◆ 任务内容 ◆
把下面这篇关于线段树分裂求调的帖子完整引用一遍,一字不改。

◆ 帖子 ◆
★ ★ ★

照着题解一行一行对的,线段树分裂10pts求调
查看原帖
照着题解一行一行对的,线段树分裂10pts求调
965685
yyrwlj楼主2024/10/4 10:20
#include <iostream>
using namespace std;
typedef long long LL;
const int N = 200005, inf = 2e5;
struct Tree{
	int ls, rs;
	LL v;
}tr[N << 5];
int sta[N << 5], top, idx = 1;
int rt[N];
inline int newnode()
{
	return top ? sta[top --] : ++ idx;
}
inline void remove(int u)
{
	tr[u] = {0, 0, 0};
	sta[++ top] = u;
}
void update(int& u,int l,int r,int p,int x)
{
	if (!u)
		u = newnode();
	tr[u].v += x;
	if (l == r)
		return;
	int mid = (l + r) >> 1;
	if (p <= mid)
		update(tr[u].ls, l, mid, p, x);
	else
		update(tr[u].rs, mid + 1, r, p, x);
}
LL query(int u,int l,int r,int L,int R)
{
	if (!u || l>R || L>r)

★ ★ ★

◆ 记录 ◆

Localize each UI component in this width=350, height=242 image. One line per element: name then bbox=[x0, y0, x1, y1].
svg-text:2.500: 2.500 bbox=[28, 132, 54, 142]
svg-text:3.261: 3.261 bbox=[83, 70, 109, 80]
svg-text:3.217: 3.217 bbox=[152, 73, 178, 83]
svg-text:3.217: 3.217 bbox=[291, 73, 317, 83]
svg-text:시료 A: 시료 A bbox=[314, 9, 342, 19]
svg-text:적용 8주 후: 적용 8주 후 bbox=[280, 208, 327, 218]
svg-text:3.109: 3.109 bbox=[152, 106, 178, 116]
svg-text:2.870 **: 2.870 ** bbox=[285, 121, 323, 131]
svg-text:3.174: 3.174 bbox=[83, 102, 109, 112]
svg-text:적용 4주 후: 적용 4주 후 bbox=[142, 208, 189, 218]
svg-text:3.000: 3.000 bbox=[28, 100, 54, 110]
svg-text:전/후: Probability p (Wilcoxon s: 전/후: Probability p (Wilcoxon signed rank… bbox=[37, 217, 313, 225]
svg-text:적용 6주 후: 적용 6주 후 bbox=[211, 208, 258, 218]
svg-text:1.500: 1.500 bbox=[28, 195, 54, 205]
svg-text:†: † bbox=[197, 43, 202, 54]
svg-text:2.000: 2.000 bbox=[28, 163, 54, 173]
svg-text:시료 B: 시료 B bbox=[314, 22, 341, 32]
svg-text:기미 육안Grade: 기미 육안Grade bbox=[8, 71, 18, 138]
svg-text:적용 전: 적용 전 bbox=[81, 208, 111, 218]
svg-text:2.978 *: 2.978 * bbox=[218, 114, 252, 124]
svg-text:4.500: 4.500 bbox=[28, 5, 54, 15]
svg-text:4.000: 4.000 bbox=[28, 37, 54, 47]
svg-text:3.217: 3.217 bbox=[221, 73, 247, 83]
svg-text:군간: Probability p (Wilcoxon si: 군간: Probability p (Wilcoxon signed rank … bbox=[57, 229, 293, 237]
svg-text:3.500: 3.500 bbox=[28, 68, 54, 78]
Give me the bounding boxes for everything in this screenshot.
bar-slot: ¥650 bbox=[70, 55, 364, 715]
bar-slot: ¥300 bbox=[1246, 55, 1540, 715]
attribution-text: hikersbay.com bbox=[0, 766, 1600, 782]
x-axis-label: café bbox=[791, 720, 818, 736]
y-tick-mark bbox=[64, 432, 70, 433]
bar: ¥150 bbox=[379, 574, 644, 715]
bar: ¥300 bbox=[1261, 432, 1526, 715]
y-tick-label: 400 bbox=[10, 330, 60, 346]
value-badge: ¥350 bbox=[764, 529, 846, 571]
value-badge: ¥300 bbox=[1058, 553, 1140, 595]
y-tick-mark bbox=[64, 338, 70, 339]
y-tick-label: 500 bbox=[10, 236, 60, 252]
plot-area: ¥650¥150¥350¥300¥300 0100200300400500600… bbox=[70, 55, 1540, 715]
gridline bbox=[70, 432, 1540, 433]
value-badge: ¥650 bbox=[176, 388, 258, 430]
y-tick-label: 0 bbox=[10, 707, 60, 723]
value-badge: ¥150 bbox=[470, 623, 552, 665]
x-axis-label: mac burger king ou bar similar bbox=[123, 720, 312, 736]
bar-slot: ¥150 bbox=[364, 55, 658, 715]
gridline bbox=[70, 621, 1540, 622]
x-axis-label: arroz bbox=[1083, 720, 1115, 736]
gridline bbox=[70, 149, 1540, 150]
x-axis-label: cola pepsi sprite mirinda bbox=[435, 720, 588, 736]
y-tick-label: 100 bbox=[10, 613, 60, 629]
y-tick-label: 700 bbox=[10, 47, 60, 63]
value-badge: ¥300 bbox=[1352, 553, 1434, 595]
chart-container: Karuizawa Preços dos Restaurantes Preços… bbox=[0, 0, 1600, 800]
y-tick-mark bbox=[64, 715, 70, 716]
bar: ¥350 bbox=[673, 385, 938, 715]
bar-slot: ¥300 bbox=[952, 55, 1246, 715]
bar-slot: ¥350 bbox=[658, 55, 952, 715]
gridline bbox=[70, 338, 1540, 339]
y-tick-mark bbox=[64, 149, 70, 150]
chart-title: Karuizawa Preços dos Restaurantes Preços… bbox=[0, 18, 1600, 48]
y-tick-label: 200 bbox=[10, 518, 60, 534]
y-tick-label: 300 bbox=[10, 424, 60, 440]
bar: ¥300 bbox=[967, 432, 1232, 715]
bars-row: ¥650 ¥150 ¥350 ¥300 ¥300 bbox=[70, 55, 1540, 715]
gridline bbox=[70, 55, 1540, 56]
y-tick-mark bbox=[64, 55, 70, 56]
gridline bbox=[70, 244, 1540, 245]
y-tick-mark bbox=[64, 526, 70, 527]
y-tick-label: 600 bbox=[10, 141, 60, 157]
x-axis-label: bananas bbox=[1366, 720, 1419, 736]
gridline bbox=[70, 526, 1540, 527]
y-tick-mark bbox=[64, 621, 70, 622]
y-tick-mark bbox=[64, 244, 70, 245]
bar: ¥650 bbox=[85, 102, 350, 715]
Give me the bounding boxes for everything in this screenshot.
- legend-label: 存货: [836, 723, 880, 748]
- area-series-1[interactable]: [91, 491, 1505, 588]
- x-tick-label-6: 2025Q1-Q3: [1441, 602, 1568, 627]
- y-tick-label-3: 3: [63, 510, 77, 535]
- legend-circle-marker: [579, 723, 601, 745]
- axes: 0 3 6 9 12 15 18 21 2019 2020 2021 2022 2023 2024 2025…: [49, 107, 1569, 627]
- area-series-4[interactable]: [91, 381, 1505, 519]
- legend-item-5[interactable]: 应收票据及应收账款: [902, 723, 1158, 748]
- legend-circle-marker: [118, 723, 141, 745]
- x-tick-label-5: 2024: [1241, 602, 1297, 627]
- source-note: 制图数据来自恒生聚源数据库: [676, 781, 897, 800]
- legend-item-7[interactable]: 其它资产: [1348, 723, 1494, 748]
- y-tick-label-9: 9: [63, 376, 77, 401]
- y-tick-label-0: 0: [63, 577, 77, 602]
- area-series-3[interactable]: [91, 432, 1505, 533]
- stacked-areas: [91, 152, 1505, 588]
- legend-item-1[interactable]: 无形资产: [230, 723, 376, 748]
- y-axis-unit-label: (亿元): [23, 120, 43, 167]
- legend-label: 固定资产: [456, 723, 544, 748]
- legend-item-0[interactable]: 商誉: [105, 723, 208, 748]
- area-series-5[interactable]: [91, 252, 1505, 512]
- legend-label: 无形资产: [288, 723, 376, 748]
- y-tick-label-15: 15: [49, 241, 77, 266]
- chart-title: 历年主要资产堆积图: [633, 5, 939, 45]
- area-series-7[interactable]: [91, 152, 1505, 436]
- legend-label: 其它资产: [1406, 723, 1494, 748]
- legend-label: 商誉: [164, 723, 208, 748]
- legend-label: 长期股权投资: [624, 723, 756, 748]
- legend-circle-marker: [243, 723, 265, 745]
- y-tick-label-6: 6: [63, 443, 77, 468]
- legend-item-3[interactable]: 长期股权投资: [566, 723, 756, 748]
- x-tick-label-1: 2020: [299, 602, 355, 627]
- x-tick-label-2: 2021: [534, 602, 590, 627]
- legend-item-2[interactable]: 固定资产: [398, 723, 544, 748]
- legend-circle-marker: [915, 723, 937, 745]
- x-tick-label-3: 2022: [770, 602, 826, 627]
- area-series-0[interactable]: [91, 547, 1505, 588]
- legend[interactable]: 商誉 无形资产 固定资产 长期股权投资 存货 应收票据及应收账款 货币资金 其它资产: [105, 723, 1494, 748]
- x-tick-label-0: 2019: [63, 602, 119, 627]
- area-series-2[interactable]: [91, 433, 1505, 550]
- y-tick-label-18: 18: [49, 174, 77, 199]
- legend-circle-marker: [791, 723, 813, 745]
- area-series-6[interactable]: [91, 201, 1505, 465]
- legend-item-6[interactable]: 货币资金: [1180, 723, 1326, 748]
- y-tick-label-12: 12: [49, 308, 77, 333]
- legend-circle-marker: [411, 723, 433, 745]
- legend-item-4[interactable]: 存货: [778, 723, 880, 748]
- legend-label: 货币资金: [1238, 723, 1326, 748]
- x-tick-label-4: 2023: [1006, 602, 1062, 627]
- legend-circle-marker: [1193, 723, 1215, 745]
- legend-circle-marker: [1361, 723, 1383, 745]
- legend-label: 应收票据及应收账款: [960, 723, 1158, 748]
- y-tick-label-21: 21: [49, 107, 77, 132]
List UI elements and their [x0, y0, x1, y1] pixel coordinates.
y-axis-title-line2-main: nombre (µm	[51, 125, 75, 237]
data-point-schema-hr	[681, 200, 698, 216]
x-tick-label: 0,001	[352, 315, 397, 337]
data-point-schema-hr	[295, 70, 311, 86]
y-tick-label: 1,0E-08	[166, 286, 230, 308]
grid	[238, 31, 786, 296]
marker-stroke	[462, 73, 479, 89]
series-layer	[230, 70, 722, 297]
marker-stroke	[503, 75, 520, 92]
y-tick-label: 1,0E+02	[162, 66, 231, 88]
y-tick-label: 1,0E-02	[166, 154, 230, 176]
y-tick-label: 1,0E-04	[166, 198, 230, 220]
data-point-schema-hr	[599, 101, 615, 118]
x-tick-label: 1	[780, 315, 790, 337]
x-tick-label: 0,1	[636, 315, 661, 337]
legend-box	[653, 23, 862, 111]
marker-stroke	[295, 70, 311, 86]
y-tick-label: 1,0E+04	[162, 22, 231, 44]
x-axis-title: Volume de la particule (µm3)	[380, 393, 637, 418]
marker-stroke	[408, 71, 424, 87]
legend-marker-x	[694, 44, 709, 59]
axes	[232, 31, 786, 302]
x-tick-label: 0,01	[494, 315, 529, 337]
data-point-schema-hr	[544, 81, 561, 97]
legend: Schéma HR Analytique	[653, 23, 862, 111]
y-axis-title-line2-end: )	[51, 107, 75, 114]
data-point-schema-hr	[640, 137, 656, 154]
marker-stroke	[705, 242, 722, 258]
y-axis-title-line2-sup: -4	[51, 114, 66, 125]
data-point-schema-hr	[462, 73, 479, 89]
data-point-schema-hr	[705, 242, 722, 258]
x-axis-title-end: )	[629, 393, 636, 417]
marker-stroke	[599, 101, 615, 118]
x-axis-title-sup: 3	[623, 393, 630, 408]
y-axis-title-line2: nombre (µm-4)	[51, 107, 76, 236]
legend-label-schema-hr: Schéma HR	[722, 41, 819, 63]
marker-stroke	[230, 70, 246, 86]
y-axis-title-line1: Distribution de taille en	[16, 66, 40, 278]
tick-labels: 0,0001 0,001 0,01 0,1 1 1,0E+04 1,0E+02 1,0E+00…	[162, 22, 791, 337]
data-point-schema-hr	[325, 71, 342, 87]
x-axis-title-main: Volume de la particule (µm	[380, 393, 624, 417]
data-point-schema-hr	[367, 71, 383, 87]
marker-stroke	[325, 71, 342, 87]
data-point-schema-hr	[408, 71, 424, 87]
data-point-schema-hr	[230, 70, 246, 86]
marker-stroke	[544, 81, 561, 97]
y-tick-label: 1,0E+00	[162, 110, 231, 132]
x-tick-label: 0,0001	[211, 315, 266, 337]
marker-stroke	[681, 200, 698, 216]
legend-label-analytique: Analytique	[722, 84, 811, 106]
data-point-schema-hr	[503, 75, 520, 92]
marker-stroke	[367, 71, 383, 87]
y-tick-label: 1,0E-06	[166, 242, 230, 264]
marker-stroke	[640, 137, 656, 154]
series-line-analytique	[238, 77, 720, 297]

★ ★ ★

◆ 回答 ◆
照着题解一行一行对的,线段树分裂10pts求调
查看原帖
照着题解一行一行对的,线段树分裂10pts求调
965685
yyrwlj楼主2024/10/4 10:20
#include <iostream>
using namespace std;
typedef long long LL;
const int N = 200005, inf = 2e5;
struct Tree{
	int ls, rs;
	LL v;
}tr[N << 5];
int sta[N << 5], top, idx = 1;
int rt[N];
inline int newnode()
{
	return top ? sta[top --] : ++ idx;
}
inline void remove(int u)
{
	tr[u] = {0, 0, 0};
	sta[++ top] = u;
}
void update(int& u,int l,int r,int p,int x)
{
	if (!u)
		u = newnode();
	tr[u].v += x;
	if (l == r)
		return;
	int mid = (l + r) >> 1;
	if (p <= mid)
		update(tr[u].ls, l, mid, p, x);
	else
		update(tr[u].rs, mid + 1, r, p, x);
}
LL query(int u,int l,int r,int L,int R)
{
	if (!u || l>R || L>r)